**Pokazany tekst:**
Tak więc przestroga dla Wszystkich: uważajcie w co wkładacie swoje brzuszki !
Pozdrawiam
Daga i Helenka, która przeżyła swój pierwszy pożar.






blueanna - 17.09.2004 12:01

  hehehe ale sie usmialam ...ale to tylko dlatego, ze wiem ze wszystko sie szczesliwie skonczylo ... bo kurcze az strach pomyslec o gorszych skutkach ... tak czy owak musialas suuper wygladac palac sie i nie widzac skad ten smrodzik sie unosi :))))
ja juz na pazdziernikowkach pisalam , jak to cudownie wyrzucilam posmarowanego dzemem tosta na sciane ... a przedwczoraj chcac sie napic z litrowej butelki wylalalm wieksza jej zawartosc sobie za dekolt ! i chyba najsmieszniejsze przy tych wszystkich naszych niezdarnosciach jest nasze zdziwienie - przynajmniej moje jest zawsze olbrzymie "jak to moglo sie zdarzyc?"

**Treść zadania:**
W co, według pokazanego tekstu, blueanna wyrzuciła tosta posmarowanego dżemem? Dalsze wiersze to odrębny materiał, niezależny od pokazanego tekstu.

**Dostarczone dane:**
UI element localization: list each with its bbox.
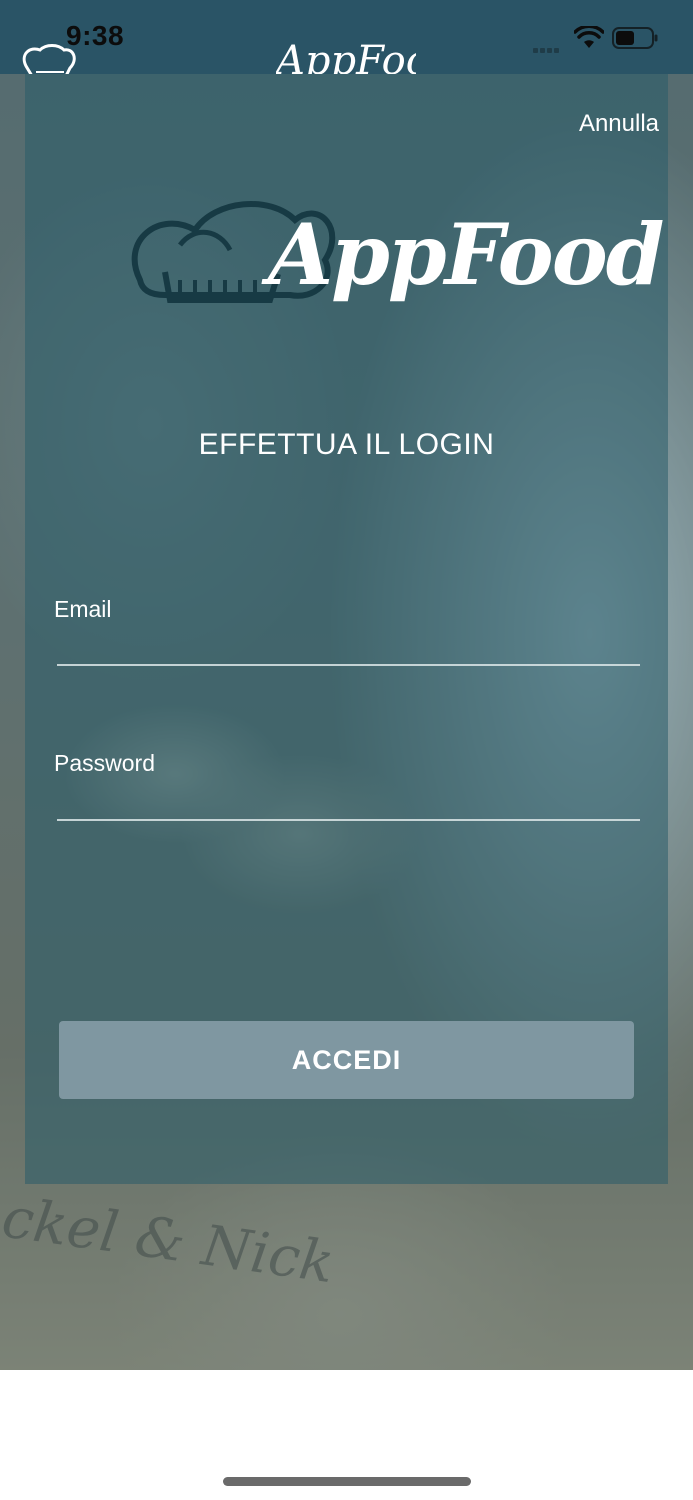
--
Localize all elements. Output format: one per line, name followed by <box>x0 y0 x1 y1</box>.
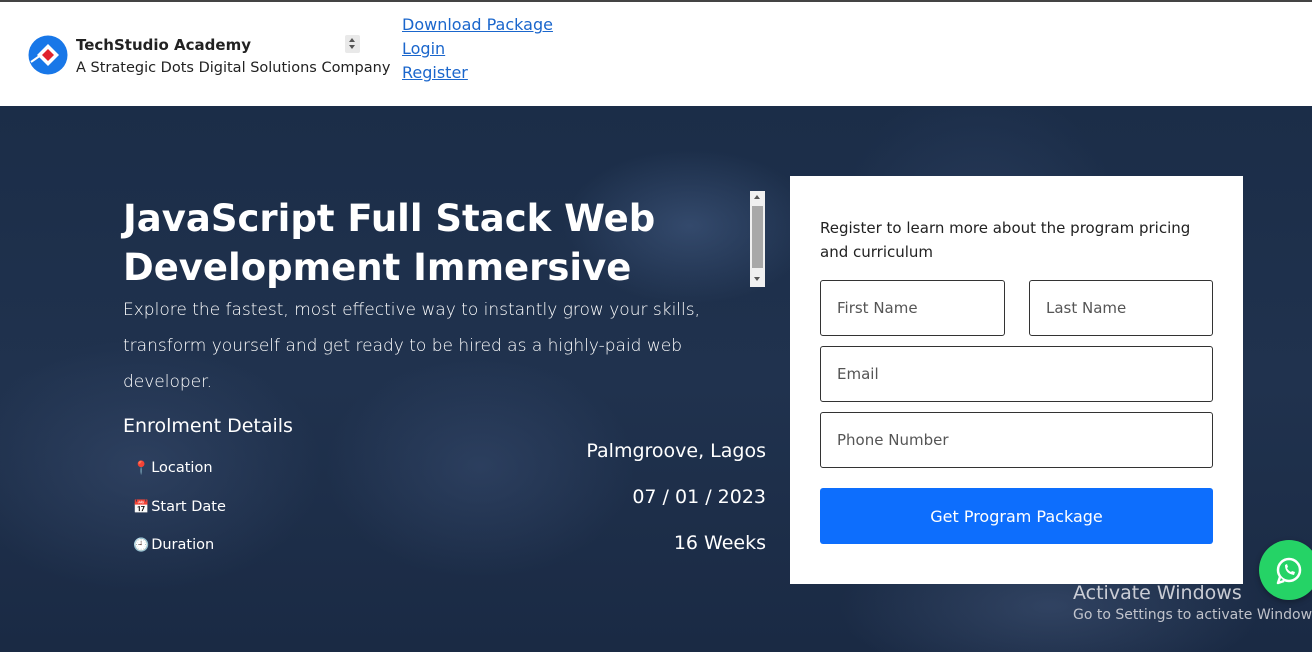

**Rozwiązane zadanie:**
W ścianę.